* **EXERCISE DETAILS**: Repeat all the records exactly, omitting pictures.

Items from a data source
+++

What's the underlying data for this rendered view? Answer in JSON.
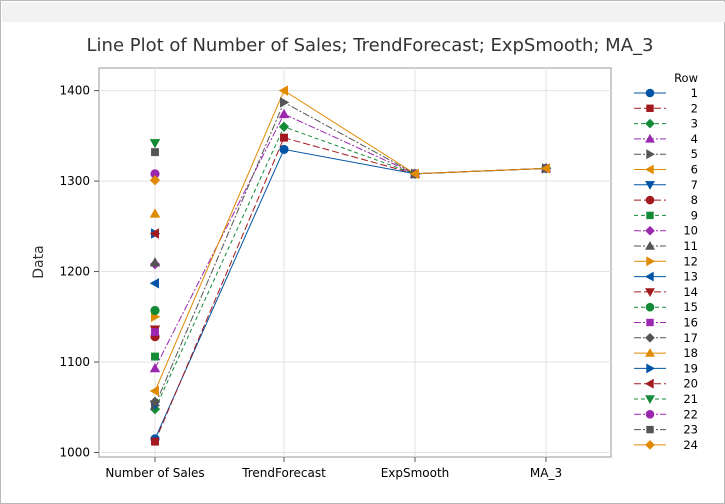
{
  "chart_data": {
    "type": "line",
    "title": "Line Plot of Number of Sales; TrendForecast; ExpSmooth; MA_3",
    "xlabel": "",
    "ylabel": "Data",
    "categories": [
      "Number of Sales",
      "TrendForecast",
      "ExpSmooth",
      "MA_3"
    ],
    "ylim": [
      995,
      1425
    ],
    "yticks": [
      1000,
      1100,
      1200,
      1300,
      1400
    ],
    "grid": true,
    "legend_title": "Row",
    "legend_position": "right",
    "series": [
      {
        "name": "1",
        "color": "#0054A6",
        "marker": "circle",
        "dash": "solid",
        "values": [
          1015,
          1335,
          1308,
          1314
        ]
      },
      {
        "name": "2",
        "color": "#A2191F",
        "marker": "square",
        "dash": "longdash",
        "values": [
          1012,
          1348,
          1308,
          1314
        ]
      },
      {
        "name": "3",
        "color": "#138A36",
        "marker": "diamond",
        "dash": "dash",
        "values": [
          1048,
          1360,
          1308,
          1314
        ]
      },
      {
        "name": "4",
        "color": "#9B27B0",
        "marker": "triangle-up",
        "dash": "dashdot",
        "values": [
          1093,
          1374,
          1308,
          1314
        ]
      },
      {
        "name": "5",
        "color": "#555555",
        "marker": "triangle-right",
        "dash": "dashdot",
        "values": [
          1052,
          1387,
          1308,
          1314
        ]
      },
      {
        "name": "6",
        "color": "#E08A00",
        "marker": "triangle-left",
        "dash": "solid",
        "values": [
          1068,
          1400,
          1308,
          1314
        ]
      },
      {
        "name": "7",
        "color": "#0054A6",
        "marker": "triangle-down",
        "dash": "solid",
        "values": [
          1053,
          null,
          null,
          null
        ]
      },
      {
        "name": "8",
        "color": "#A2191F",
        "marker": "circle",
        "dash": "longdash",
        "values": [
          1128,
          null,
          null,
          null
        ]
      },
      {
        "name": "9",
        "color": "#138A36",
        "marker": "square",
        "dash": "dash",
        "values": [
          1106,
          null,
          null,
          null
        ]
      },
      {
        "name": "10",
        "color": "#9B27B0",
        "marker": "diamond",
        "dash": "dashdot",
        "values": [
          1208,
          null,
          null,
          null
        ]
      },
      {
        "name": "11",
        "color": "#555555",
        "marker": "triangle-up",
        "dash": "dashdot",
        "values": [
          1210,
          null,
          null,
          null
        ]
      },
      {
        "name": "12",
        "color": "#E08A00",
        "marker": "triangle-right",
        "dash": "solid",
        "values": [
          1150,
          null,
          null,
          null
        ]
      },
      {
        "name": "13",
        "color": "#0054A6",
        "marker": "triangle-left",
        "dash": "solid",
        "values": [
          1187,
          null,
          null,
          null
        ]
      },
      {
        "name": "14",
        "color": "#A2191F",
        "marker": "triangle-down",
        "dash": "longdash",
        "values": [
          1136,
          null,
          null,
          null
        ]
      },
      {
        "name": "15",
        "color": "#138A36",
        "marker": "circle",
        "dash": "dash",
        "values": [
          1157,
          null,
          null,
          null
        ]
      },
      {
        "name": "16",
        "color": "#9B27B0",
        "marker": "square",
        "dash": "dashdot",
        "values": [
          1133,
          null,
          null,
          null
        ]
      },
      {
        "name": "17",
        "color": "#555555",
        "marker": "diamond",
        "dash": "dashdot",
        "values": [
          1056,
          null,
          null,
          null
        ]
      },
      {
        "name": "18",
        "color": "#E08A00",
        "marker": "triangle-up",
        "dash": "solid",
        "values": [
          1264,
          null,
          null,
          null
        ]
      },
      {
        "name": "19",
        "color": "#0054A6",
        "marker": "triangle-right",
        "dash": "solid",
        "values": [
          1242,
          null,
          null,
          null
        ]
      },
      {
        "name": "20",
        "color": "#A2191F",
        "marker": "triangle-left",
        "dash": "longdash",
        "values": [
          1242,
          null,
          null,
          null
        ]
      },
      {
        "name": "21",
        "color": "#138A36",
        "marker": "triangle-down",
        "dash": "dash",
        "values": [
          1342,
          null,
          null,
          null
        ]
      },
      {
        "name": "22",
        "color": "#9B27B0",
        "marker": "circle",
        "dash": "dashdot",
        "values": [
          1308,
          null,
          null,
          null
        ]
      },
      {
        "name": "23",
        "color": "#555555",
        "marker": "square",
        "dash": "dashdot",
        "values": [
          1332,
          null,
          null,
          null
        ]
      },
      {
        "name": "24",
        "color": "#E08A00",
        "marker": "diamond",
        "dash": "solid",
        "values": [
          1301,
          null,
          null,
          null
        ]
      }
    ]
  }
}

+++

* **THE ANSWER**:
What's the underlying data for this rendered view? Answer in JSON.
{
  "chart_data": {
    "type": "line",
    "title": "Line Plot of Number of Sales; TrendForecast; ExpSmooth; MA_3",
    "xlabel": "",
    "ylabel": "Data",
    "categories": [
      "Number of Sales",
      "TrendForecast",
      "ExpSmooth",
      "MA_3"
    ],
    "ylim": [
      995,
      1425
    ],
    "yticks": [
      1000,
      1100,
      1200,
      1300,
      1400
    ],
    "grid": true,
    "legend_title": "Row",
    "legend_position": "right",
    "series": [
      {
        "name": "1",
        "color": "#0054A6",
        "marker": "circle",
        "dash": "solid",
        "values": [
          1015,
          1335,
          1308,
          1314
        ]
      },
      {
        "name": "2",
        "color": "#A2191F",
        "marker": "square",
        "dash": "longdash",
        "values": [
          1012,
          1348,
          1308,
          1314
        ]
      },
      {
        "name": "3",
        "color": "#138A36",
        "marker": "diamond",
        "dash": "dash",
        "values": [
          1048,
          1360,
          1308,
          1314
        ]
      },
      {
        "name": "4",
        "color": "#9B27B0",
        "marker": "triangle-up",
        "dash": "dashdot",
        "values": [
          1093,
          1374,
          1308,
          1314
        ]
      },
      {
        "name": "5",
        "color": "#555555",
        "marker": "triangle-right",
        "dash": "dashdot",
        "values": [
          1052,
          1387,
          1308,
          1314
        ]
      },
      {
        "name": "6",
        "color": "#E08A00",
        "marker": "triangle-left",
        "dash": "solid",
        "values": [
          1068,
          1400,
          1308,
          1314
        ]
      },
      {
        "name": "7",
        "color": "#0054A6",
        "marker": "triangle-down",
        "dash": "solid",
        "values": [
          1053,
          null,
          null,
          null
        ]
      },
      {
        "name": "8",
        "color": "#A2191F",
        "marker": "circle",
        "dash": "longdash",
        "values": [
          1128,
          null,
          null,
          null
        ]
      },
      {
        "name": "9",
        "color": "#138A36",
        "marker": "square",
        "dash": "dash",
        "values": [
          1106,
          null,
          null,
          null
        ]
      },
      {
        "name": "10",
        "color": "#9B27B0",
        "marker": "diamond",
        "dash": "dashdot",
        "values": [
          1208,
          null,
          null,
          null
        ]
      },
      {
        "name": "11",
        "color": "#555555",
        "marker": "triangle-up",
        "dash": "dashdot",
        "values": [
          1210,
          null,
          null,
          null
        ]
      },
      {
        "name": "12",
        "color": "#E08A00",
        "marker": "triangle-right",
        "dash": "solid",
        "values": [
          1150,
          null,
          null,
          null
        ]
      },
      {
        "name": "13",
        "color": "#0054A6",
        "marker": "triangle-left",
        "dash": "solid",
        "values": [
          1187,
          null,
          null,
          null
        ]
      },
      {
        "name": "14",
        "color": "#A2191F",
        "marker": "triangle-down",
        "dash": "longdash",
        "values": [
          1136,
          null,
          null,
          null
        ]
      },
      {
        "name": "15",
        "color": "#138A36",
        "marker": "circle",
        "dash": "dash",
        "values": [
          1157,
          null,
          null,
          null
        ]
      },
      {
        "name": "16",
        "color": "#9B27B0",
        "marker": "square",
        "dash": "dashdot",
        "values": [
          1133,
          null,
          null,
          null
        ]
      },
      {
        "name": "17",
        "color": "#555555",
        "marker": "diamond",
        "dash": "dashdot",
        "values": [
          1056,
          null,
          null,
          null
        ]
      },
      {
        "name": "18",
        "color": "#E08A00",
        "marker": "triangle-up",
        "dash": "solid",
        "values": [
          1264,
          null,
          null,
          null
        ]
      },
      {
        "name": "19",
        "color": "#0054A6",
        "marker": "triangle-right",
        "dash": "solid",
        "values": [
          1242,
          null,
          null,
          null
        ]
      },
      {
        "name": "20",
        "color": "#A2191F",
        "marker": "triangle-left",
        "dash": "longdash",
        "values": [
          1242,
          null,
          null,
          null
        ]
      },
      {
        "name": "21",
        "color": "#138A36",
        "marker": "triangle-down",
        "dash": "dash",
        "values": [
          1342,
          null,
          null,
          null
        ]
      },
      {
        "name": "22",
        "color": "#9B27B0",
        "marker": "circle",
        "dash": "dashdot",
        "values": [
          1308,
          null,
          null,
          null
        ]
      },
      {
        "name": "23",
        "color": "#555555",
        "marker": "square",
        "dash": "dashdot",
        "values": [
          1332,
          null,
          null,
          null
        ]
      },
      {
        "name": "24",
        "color": "#E08A00",
        "marker": "diamond",
        "dash": "solid",
        "values": [
          1301,
          null,
          null,
          null
        ]
      }
    ]
  }
}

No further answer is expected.